Stored records:
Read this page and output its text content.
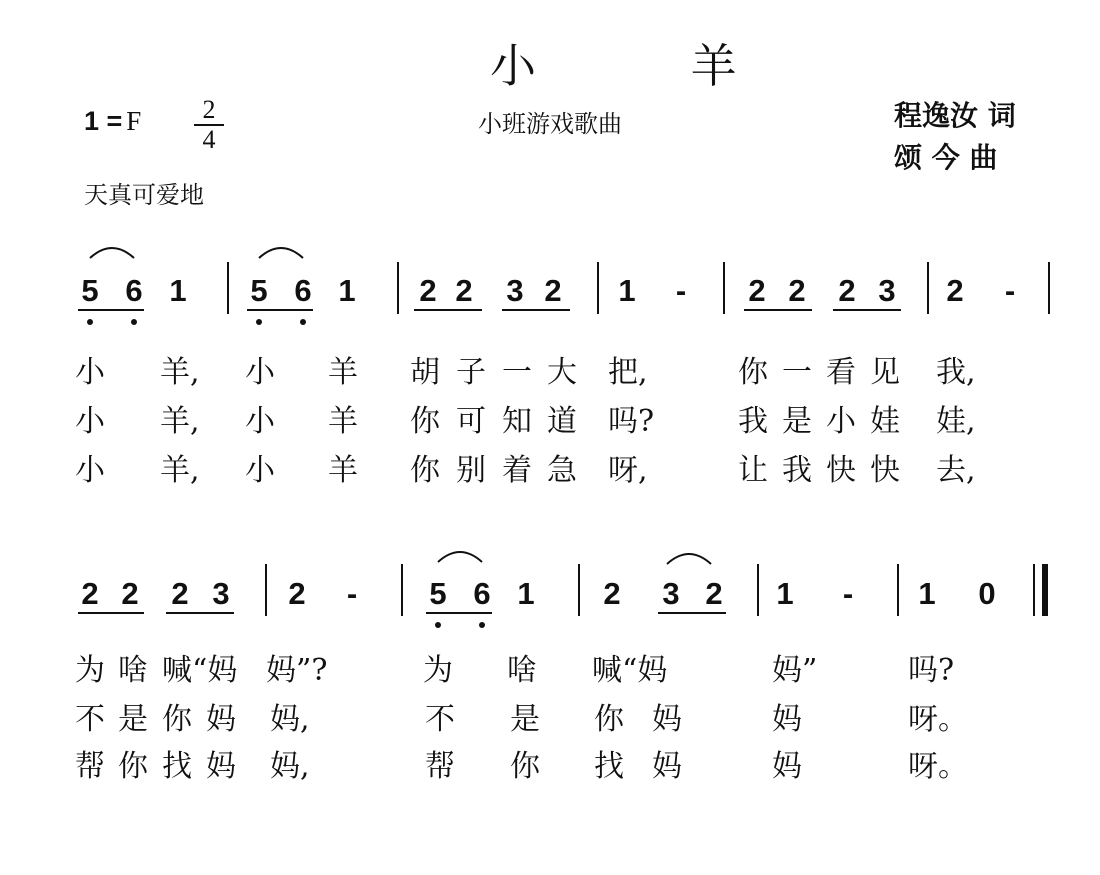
小 羊
小班游戏歌曲
1 = F	2
4
程逸汝 词
颂 今 曲
天真可爱地
5 6 1 5 6 1 2 2 3 2 1	-	2 2 2 3 2	-
小 羊, 小 羊 胡 子 一 大 把,	你 一 看 见 我,
小 羊, 小 羊 你 可 知 道 吗?	我 是 小 娃 娃,
小 羊, 小 羊 你 别 着 急 呀,	让 我 快 快 去,
2 2 2 3 2	-	5 6 1 2 3 2 1	-	1 0
为 啥 喊“妈 妈”?	为 啥 喊“妈	妈”	吗?
不 是 你 妈 妈,	不 是 你 妈	妈	呀。
帮 你 找 妈 妈,	帮 你 找 妈	妈	呀。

**Work required**
Using the data above, write out every line exactly, leaving the images behind.

**Final result**
Read this page and output its text content.
小 羊
小班游戏歌曲
1 = F	2
4
程逸汝 词
颂 今 曲
天真可爱地
5 6 1 5 6 1 2 2 3 2 1	-	2 2 2 3 2	-
小 羊, 小 羊 胡 子 一 大 把,	你 一 看 见 我,
小 羊, 小 羊 你 可 知 道 吗?	我 是 小 娃 娃,
小 羊, 小 羊 你 别 着 急 呀,	让 我 快 快 去,
2 2 2 3 2	-	5 6 1 2 3 2 1	-	1 0
为 啥 喊“妈 妈”?	为 啥 喊“妈	妈”	吗?
不 是 你 妈 妈,	不 是 你 妈	妈	呀。
帮 你 找 妈 妈,	帮 你 找 妈	妈	呀。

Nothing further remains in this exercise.